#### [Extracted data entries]
──────

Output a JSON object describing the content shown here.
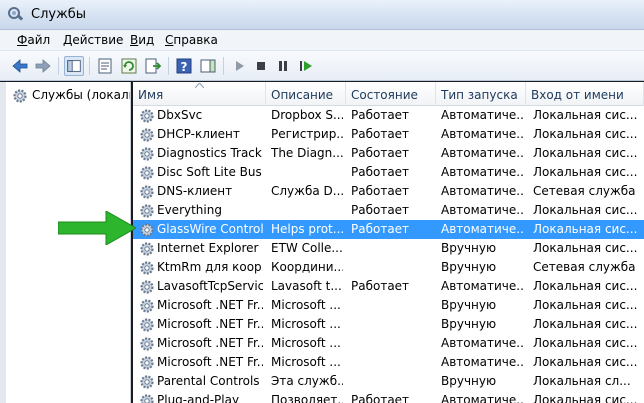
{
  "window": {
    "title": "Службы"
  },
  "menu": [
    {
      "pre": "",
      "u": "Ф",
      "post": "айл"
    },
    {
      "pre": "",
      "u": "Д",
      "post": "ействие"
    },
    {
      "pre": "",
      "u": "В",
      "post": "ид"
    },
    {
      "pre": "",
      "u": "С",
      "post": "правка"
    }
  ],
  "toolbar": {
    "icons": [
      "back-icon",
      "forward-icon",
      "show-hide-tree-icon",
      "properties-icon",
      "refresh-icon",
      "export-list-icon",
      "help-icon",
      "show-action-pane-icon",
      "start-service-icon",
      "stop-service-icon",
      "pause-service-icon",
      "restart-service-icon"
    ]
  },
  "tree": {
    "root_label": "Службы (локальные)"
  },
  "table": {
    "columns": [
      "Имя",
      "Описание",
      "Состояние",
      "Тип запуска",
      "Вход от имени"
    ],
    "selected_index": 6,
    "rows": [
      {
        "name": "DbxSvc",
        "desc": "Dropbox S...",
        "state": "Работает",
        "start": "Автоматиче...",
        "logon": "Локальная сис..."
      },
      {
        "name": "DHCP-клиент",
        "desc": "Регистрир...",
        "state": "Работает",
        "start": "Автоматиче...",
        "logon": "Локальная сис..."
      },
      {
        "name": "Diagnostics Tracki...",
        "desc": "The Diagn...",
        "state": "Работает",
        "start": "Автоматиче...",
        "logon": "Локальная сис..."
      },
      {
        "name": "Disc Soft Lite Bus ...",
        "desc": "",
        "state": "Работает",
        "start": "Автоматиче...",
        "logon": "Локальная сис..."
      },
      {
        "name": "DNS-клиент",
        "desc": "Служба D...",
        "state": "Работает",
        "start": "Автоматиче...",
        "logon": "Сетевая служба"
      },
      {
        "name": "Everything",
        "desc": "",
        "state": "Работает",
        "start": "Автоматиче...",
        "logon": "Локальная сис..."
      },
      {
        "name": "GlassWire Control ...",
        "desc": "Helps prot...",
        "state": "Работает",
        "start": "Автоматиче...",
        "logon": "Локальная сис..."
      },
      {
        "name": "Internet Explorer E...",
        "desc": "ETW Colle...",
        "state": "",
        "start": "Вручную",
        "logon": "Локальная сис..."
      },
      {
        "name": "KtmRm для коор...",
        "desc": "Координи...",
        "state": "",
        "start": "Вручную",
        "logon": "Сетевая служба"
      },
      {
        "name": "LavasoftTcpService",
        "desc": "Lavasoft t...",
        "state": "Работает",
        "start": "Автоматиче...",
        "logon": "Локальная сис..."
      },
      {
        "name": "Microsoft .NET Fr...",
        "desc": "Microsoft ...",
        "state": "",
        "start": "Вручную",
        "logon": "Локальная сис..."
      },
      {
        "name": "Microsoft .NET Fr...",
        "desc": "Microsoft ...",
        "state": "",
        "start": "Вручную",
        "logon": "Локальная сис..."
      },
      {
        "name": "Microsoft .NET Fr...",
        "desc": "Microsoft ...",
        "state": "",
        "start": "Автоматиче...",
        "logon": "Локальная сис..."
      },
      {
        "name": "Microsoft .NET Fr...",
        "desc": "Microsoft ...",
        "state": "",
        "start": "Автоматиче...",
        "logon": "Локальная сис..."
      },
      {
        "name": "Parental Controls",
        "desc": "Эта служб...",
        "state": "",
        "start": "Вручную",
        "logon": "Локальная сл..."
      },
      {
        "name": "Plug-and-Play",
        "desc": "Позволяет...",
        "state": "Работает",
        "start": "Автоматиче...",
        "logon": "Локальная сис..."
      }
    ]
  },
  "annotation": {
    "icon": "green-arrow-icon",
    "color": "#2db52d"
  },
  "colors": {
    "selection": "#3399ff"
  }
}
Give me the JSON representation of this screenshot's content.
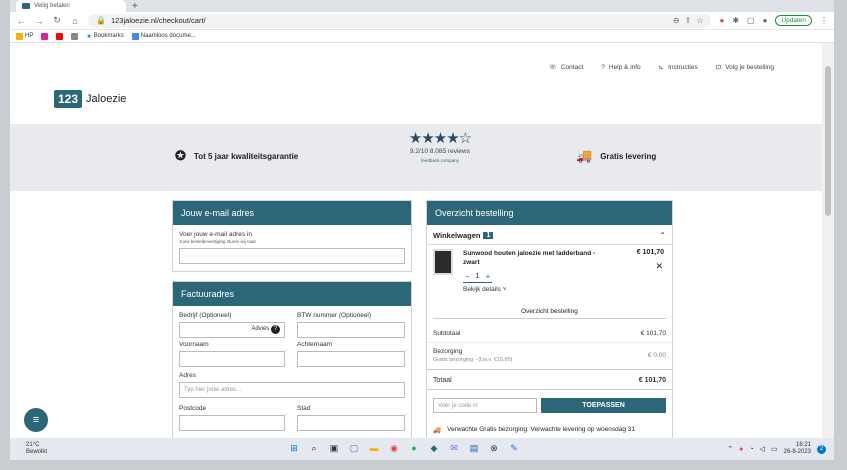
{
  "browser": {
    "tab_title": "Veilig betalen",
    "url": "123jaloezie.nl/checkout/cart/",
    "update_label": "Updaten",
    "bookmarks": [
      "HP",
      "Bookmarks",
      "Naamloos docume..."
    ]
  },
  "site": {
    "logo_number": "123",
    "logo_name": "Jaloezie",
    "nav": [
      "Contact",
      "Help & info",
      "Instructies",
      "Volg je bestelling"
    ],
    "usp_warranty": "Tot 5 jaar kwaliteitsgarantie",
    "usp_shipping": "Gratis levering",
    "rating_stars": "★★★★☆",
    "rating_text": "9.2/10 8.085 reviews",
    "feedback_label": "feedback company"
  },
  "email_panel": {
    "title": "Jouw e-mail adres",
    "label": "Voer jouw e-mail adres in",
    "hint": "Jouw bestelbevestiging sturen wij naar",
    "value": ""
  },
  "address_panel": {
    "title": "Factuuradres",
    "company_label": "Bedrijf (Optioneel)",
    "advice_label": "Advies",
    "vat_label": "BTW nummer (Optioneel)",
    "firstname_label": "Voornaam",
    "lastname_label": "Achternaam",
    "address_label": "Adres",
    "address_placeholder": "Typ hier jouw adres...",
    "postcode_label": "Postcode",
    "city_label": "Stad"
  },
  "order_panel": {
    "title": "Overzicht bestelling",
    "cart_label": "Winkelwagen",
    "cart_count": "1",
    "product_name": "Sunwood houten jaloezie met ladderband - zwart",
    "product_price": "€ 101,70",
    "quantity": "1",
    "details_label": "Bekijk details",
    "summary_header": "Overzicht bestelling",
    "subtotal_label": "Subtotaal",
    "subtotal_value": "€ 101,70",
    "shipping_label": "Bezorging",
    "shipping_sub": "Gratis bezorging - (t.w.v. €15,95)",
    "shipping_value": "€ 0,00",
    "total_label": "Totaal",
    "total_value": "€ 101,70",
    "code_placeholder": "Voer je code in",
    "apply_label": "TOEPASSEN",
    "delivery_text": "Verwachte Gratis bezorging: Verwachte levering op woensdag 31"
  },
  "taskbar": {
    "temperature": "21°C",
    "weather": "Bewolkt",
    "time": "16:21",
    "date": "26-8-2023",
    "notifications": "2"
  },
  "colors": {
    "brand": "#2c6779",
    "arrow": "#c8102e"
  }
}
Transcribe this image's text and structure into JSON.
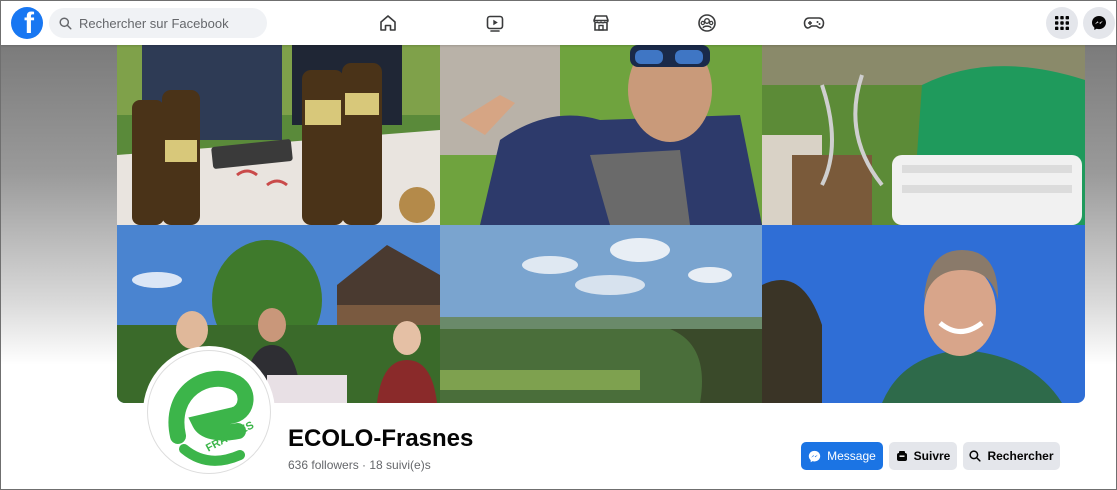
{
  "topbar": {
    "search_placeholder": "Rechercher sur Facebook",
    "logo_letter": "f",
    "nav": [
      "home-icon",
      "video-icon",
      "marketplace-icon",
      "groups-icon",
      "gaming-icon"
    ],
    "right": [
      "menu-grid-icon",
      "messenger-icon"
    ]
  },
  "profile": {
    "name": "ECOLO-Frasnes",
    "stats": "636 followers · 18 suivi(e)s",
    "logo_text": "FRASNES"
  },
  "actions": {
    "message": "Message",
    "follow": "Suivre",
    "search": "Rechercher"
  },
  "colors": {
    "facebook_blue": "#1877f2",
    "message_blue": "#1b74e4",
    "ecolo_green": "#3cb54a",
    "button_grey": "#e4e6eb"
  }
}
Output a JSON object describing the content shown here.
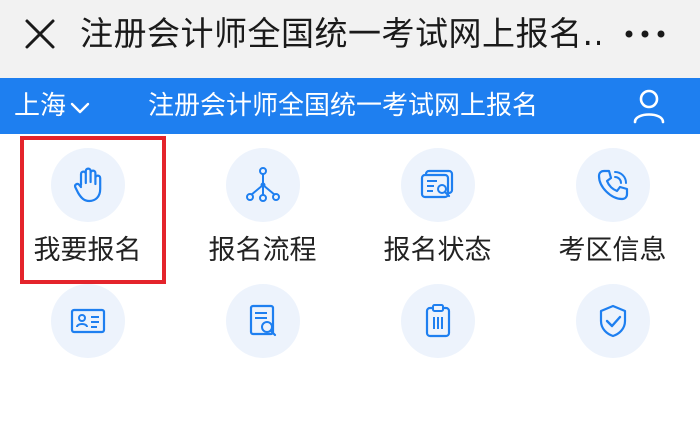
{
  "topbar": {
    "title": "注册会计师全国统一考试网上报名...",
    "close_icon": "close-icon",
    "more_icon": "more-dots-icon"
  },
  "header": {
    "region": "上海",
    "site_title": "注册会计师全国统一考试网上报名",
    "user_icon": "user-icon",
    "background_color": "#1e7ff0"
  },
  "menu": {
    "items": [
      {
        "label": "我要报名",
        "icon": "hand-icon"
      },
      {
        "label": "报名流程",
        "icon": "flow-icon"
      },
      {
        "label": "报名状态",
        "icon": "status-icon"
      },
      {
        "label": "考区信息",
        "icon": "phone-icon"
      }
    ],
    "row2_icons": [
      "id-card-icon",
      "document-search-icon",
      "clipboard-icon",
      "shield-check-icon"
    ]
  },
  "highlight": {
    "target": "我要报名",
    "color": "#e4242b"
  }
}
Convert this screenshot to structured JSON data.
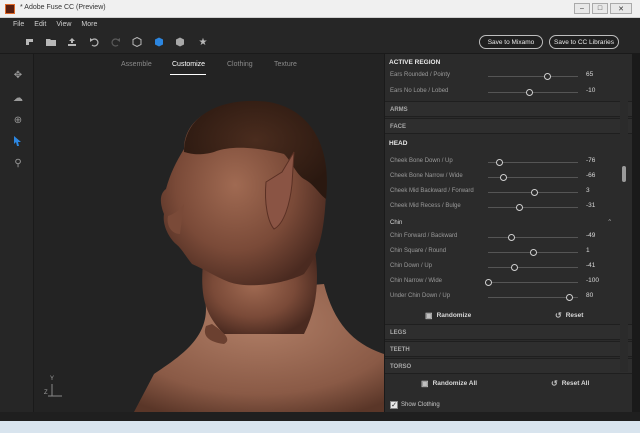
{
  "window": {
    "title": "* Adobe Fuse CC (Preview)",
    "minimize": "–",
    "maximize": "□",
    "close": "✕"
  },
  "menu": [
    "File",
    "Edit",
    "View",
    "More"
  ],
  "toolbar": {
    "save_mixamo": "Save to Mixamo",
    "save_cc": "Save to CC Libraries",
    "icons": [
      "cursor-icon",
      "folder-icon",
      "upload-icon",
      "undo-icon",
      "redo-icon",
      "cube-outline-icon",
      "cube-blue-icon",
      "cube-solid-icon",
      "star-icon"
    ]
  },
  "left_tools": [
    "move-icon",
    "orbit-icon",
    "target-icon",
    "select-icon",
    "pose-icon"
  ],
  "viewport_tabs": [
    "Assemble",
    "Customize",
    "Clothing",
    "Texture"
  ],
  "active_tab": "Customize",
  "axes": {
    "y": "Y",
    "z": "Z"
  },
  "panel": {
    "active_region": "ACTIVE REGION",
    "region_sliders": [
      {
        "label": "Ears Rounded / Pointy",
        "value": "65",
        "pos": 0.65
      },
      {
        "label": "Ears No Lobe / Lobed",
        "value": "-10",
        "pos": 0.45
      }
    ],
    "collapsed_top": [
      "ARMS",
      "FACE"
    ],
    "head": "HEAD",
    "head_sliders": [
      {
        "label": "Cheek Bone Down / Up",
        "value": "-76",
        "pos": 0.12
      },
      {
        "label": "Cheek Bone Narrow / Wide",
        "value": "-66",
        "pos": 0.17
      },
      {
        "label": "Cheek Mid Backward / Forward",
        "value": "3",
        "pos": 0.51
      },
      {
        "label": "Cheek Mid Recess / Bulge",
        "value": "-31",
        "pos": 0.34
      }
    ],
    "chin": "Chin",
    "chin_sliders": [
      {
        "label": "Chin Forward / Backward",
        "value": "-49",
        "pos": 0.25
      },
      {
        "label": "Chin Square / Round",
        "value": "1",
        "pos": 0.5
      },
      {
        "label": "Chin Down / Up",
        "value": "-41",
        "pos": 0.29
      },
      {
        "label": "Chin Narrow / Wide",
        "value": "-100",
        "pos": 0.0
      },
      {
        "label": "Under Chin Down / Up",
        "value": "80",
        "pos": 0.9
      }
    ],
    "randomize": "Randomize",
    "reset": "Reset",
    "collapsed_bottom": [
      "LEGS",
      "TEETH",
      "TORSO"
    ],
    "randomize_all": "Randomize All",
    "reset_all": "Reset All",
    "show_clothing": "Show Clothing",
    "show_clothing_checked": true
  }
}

──────

#### [Exercise instructions]
From the listing above, find the number of lines with the word "Randomize" in them. Answer with the number only.

#### [Answer in full]
2